Data supplied:
+ + + +
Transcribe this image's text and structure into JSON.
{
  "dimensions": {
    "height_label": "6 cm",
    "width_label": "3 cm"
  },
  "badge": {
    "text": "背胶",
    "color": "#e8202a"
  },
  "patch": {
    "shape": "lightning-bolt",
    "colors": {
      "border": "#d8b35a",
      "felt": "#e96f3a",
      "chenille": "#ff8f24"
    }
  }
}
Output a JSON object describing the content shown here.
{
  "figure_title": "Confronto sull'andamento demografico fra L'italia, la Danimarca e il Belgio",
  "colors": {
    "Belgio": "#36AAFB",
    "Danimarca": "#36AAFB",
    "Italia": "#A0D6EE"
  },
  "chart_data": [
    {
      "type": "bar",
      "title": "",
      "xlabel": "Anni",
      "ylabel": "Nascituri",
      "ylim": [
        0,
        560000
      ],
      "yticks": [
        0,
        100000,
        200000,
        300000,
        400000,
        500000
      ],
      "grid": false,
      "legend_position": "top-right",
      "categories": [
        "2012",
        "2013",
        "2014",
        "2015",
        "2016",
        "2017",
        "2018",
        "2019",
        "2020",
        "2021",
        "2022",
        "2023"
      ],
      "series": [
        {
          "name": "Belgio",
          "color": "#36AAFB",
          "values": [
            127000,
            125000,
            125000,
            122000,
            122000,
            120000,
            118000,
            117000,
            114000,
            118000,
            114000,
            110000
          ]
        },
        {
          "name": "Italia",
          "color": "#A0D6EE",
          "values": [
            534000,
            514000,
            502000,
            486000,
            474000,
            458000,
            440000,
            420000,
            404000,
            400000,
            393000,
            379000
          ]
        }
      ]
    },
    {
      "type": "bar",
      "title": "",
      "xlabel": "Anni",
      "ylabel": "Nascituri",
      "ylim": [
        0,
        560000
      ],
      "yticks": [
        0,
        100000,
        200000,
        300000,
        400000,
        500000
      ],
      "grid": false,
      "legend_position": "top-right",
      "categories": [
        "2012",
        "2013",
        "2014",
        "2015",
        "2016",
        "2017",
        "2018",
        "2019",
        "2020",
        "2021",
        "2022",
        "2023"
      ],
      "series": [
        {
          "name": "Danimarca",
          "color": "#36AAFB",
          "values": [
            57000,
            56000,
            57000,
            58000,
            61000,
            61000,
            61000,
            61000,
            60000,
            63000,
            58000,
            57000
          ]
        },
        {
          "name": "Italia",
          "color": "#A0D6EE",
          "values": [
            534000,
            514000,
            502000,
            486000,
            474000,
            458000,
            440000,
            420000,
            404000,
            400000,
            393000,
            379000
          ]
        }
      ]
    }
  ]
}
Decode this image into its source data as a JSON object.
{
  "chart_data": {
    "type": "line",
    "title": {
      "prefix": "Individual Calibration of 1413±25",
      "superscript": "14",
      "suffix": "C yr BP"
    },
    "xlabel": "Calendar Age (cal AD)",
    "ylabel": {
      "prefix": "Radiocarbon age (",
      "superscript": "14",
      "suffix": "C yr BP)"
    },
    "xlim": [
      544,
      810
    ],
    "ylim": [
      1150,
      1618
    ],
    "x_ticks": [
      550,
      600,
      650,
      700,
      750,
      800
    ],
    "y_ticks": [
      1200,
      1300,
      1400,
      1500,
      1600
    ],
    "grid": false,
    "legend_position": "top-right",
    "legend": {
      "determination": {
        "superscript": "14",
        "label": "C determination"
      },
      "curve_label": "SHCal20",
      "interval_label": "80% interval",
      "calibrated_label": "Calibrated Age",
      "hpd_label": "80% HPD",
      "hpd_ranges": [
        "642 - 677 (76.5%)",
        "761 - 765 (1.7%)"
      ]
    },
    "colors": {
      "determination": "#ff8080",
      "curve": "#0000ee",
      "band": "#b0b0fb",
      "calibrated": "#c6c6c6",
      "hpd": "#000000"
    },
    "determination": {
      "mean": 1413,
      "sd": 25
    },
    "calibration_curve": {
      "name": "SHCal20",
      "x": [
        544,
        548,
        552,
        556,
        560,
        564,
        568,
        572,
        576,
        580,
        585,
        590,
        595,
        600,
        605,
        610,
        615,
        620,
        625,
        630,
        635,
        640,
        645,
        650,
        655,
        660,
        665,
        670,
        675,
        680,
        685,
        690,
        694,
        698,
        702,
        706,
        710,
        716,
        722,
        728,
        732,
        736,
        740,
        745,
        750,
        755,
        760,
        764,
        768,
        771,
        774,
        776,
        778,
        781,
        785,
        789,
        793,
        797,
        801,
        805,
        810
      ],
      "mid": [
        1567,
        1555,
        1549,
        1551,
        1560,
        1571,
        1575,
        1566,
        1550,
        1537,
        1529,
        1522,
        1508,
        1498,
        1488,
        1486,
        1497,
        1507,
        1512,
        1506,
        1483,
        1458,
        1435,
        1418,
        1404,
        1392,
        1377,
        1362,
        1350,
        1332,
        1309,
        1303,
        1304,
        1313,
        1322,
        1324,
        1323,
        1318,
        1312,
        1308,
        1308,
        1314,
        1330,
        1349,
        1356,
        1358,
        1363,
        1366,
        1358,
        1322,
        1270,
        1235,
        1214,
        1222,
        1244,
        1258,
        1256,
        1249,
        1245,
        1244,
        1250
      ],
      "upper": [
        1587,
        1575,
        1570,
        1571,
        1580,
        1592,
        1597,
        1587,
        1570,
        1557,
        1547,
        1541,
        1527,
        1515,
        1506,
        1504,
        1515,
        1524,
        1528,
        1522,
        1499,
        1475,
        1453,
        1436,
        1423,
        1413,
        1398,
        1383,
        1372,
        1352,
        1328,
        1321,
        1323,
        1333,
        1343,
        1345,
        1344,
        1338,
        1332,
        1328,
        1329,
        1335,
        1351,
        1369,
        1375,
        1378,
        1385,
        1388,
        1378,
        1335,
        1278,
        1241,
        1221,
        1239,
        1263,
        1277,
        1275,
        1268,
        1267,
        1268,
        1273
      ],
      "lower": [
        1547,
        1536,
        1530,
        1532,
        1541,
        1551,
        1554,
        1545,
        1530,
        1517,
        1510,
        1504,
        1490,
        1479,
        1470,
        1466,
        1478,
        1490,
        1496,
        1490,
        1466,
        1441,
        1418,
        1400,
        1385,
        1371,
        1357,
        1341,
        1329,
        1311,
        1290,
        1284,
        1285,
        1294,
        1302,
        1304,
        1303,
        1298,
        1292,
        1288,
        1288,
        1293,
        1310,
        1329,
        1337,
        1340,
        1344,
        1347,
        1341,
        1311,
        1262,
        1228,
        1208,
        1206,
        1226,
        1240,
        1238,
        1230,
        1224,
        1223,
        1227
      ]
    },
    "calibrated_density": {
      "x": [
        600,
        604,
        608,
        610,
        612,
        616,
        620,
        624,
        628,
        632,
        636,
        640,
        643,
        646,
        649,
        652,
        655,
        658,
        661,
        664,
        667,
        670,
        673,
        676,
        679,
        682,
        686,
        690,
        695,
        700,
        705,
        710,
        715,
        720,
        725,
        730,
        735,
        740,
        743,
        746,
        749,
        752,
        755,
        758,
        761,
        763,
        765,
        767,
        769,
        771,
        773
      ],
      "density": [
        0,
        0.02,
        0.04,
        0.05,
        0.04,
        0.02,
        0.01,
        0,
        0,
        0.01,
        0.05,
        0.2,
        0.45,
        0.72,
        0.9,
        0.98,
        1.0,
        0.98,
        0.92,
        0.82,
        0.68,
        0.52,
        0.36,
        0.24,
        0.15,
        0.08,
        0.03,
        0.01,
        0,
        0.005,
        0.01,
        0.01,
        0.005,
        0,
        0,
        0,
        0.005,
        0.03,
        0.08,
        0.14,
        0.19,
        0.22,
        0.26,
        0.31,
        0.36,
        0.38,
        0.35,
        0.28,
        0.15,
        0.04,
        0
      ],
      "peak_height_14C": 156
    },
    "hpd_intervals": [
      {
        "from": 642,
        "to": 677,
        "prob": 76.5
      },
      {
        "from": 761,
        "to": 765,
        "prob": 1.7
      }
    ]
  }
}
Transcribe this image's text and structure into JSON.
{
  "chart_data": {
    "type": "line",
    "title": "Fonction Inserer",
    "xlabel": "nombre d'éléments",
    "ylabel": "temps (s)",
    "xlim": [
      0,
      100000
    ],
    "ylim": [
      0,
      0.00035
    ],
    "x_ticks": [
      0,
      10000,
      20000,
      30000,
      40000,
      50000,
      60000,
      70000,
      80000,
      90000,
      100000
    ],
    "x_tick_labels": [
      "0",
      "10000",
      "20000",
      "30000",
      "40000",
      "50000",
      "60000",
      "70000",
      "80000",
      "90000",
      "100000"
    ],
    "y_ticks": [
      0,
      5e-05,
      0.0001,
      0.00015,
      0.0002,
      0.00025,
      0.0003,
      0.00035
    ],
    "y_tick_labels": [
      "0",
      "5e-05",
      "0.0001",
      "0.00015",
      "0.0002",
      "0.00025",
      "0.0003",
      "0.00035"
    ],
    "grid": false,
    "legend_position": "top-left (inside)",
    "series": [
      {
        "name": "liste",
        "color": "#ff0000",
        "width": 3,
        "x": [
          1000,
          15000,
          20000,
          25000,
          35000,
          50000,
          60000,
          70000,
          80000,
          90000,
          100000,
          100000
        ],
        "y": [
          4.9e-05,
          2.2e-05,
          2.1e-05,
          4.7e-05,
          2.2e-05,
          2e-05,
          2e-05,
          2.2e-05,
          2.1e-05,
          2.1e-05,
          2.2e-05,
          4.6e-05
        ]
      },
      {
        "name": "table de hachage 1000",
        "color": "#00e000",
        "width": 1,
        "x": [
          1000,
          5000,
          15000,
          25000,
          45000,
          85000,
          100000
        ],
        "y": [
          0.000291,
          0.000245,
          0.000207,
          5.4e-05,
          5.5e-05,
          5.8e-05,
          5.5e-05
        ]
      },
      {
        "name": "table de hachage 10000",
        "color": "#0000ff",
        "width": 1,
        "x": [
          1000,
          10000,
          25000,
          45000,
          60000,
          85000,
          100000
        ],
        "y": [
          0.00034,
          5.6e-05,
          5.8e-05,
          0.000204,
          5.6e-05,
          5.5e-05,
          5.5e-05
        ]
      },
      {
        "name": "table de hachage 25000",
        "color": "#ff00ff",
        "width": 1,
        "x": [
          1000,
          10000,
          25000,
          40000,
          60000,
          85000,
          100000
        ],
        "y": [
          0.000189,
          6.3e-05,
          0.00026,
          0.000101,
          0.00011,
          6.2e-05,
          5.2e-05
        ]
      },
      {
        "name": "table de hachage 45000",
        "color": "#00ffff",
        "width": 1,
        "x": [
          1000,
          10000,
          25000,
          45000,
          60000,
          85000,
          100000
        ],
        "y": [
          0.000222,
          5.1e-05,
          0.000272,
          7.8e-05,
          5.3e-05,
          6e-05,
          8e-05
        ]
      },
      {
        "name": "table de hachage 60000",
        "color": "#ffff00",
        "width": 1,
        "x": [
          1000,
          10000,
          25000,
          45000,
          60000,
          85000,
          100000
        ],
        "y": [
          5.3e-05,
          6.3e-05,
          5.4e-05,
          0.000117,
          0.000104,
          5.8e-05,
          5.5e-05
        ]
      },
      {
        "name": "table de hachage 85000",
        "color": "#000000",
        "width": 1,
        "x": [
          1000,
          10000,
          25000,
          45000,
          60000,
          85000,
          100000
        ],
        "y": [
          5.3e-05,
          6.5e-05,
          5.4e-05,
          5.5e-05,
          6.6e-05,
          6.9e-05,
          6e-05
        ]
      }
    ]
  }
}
+ + + +
Aim:
Check each line of the records for the word "xlabel" and extract those that contain it.

Exercise output:
      "xlabel": "Anni",
      "xlabel": "Anni",
    "xlabel": "Calendar Age (cal AD)",
    "xlabel": "nombre d'éléments",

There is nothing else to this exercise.